═════ Entries shown ═════

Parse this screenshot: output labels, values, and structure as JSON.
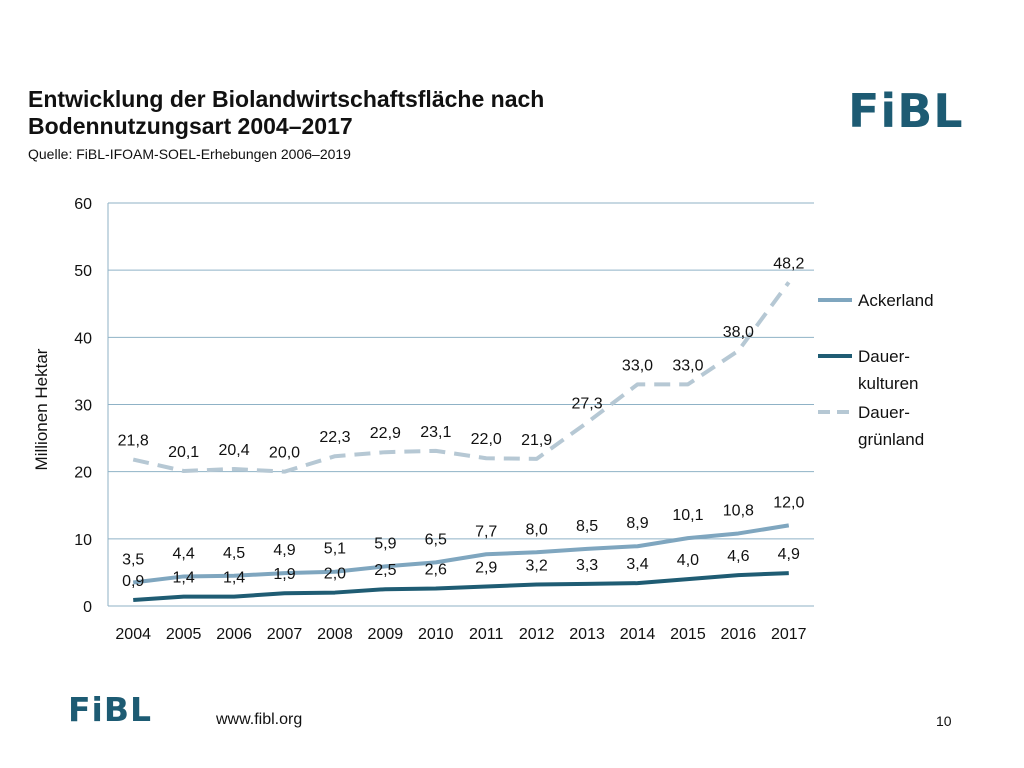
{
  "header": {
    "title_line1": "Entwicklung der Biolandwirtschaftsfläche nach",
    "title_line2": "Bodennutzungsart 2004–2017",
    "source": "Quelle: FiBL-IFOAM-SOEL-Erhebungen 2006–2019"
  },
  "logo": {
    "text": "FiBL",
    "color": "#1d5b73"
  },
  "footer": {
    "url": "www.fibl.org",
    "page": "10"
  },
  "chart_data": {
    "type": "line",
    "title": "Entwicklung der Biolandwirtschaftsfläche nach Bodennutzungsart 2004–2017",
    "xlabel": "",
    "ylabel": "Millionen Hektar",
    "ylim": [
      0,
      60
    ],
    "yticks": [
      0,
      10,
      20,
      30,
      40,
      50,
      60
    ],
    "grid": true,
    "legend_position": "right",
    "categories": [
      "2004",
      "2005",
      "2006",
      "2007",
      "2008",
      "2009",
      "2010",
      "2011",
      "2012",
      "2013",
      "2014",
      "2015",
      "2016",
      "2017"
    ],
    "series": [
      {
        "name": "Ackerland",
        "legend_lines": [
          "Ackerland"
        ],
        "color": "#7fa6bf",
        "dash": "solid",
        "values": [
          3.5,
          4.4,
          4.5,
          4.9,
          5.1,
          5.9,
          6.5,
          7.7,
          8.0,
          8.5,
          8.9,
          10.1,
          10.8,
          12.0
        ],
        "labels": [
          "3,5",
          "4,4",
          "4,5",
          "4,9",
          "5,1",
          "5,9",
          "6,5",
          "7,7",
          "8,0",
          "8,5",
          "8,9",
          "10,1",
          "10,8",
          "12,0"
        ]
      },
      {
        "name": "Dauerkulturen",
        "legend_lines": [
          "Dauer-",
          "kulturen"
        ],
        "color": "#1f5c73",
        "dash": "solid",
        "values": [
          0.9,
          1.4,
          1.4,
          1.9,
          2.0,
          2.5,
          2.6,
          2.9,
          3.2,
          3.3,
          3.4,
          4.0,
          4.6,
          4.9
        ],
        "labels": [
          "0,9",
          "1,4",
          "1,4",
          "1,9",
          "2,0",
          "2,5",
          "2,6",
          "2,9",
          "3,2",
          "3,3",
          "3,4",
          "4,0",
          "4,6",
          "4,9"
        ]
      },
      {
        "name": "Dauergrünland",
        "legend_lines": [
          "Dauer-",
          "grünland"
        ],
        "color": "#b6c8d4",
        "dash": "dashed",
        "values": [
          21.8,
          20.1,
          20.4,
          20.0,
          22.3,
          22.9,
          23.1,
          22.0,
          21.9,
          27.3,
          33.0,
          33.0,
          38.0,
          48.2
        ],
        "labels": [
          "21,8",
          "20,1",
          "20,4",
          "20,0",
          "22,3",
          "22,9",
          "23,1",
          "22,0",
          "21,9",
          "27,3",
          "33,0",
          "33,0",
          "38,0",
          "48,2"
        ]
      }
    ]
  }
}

═════

**Task to complete:** Write out every line above exactly as it is, leaving out the pictures.

**The output:**
Parse this screenshot: output labels, values, and structure as JSON.
{
  "header": {
    "title_line1": "Entwicklung der Biolandwirtschaftsfläche nach",
    "title_line2": "Bodennutzungsart 2004–2017",
    "source": "Quelle: FiBL-IFOAM-SOEL-Erhebungen 2006–2019"
  },
  "logo": {
    "text": "FiBL",
    "color": "#1d5b73"
  },
  "footer": {
    "url": "www.fibl.org",
    "page": "10"
  },
  "chart_data": {
    "type": "line",
    "title": "Entwicklung der Biolandwirtschaftsfläche nach Bodennutzungsart 2004–2017",
    "xlabel": "",
    "ylabel": "Millionen Hektar",
    "ylim": [
      0,
      60
    ],
    "yticks": [
      0,
      10,
      20,
      30,
      40,
      50,
      60
    ],
    "grid": true,
    "legend_position": "right",
    "categories": [
      "2004",
      "2005",
      "2006",
      "2007",
      "2008",
      "2009",
      "2010",
      "2011",
      "2012",
      "2013",
      "2014",
      "2015",
      "2016",
      "2017"
    ],
    "series": [
      {
        "name": "Ackerland",
        "legend_lines": [
          "Ackerland"
        ],
        "color": "#7fa6bf",
        "dash": "solid",
        "values": [
          3.5,
          4.4,
          4.5,
          4.9,
          5.1,
          5.9,
          6.5,
          7.7,
          8.0,
          8.5,
          8.9,
          10.1,
          10.8,
          12.0
        ],
        "labels": [
          "3,5",
          "4,4",
          "4,5",
          "4,9",
          "5,1",
          "5,9",
          "6,5",
          "7,7",
          "8,0",
          "8,5",
          "8,9",
          "10,1",
          "10,8",
          "12,0"
        ]
      },
      {
        "name": "Dauerkulturen",
        "legend_lines": [
          "Dauer-",
          "kulturen"
        ],
        "color": "#1f5c73",
        "dash": "solid",
        "values": [
          0.9,
          1.4,
          1.4,
          1.9,
          2.0,
          2.5,
          2.6,
          2.9,
          3.2,
          3.3,
          3.4,
          4.0,
          4.6,
          4.9
        ],
        "labels": [
          "0,9",
          "1,4",
          "1,4",
          "1,9",
          "2,0",
          "2,5",
          "2,6",
          "2,9",
          "3,2",
          "3,3",
          "3,4",
          "4,0",
          "4,6",
          "4,9"
        ]
      },
      {
        "name": "Dauergrünland",
        "legend_lines": [
          "Dauer-",
          "grünland"
        ],
        "color": "#b6c8d4",
        "dash": "dashed",
        "values": [
          21.8,
          20.1,
          20.4,
          20.0,
          22.3,
          22.9,
          23.1,
          22.0,
          21.9,
          27.3,
          33.0,
          33.0,
          38.0,
          48.2
        ],
        "labels": [
          "21,8",
          "20,1",
          "20,4",
          "20,0",
          "22,3",
          "22,9",
          "23,1",
          "22,0",
          "21,9",
          "27,3",
          "33,0",
          "33,0",
          "38,0",
          "48,2"
        ]
      }
    ]
  }
}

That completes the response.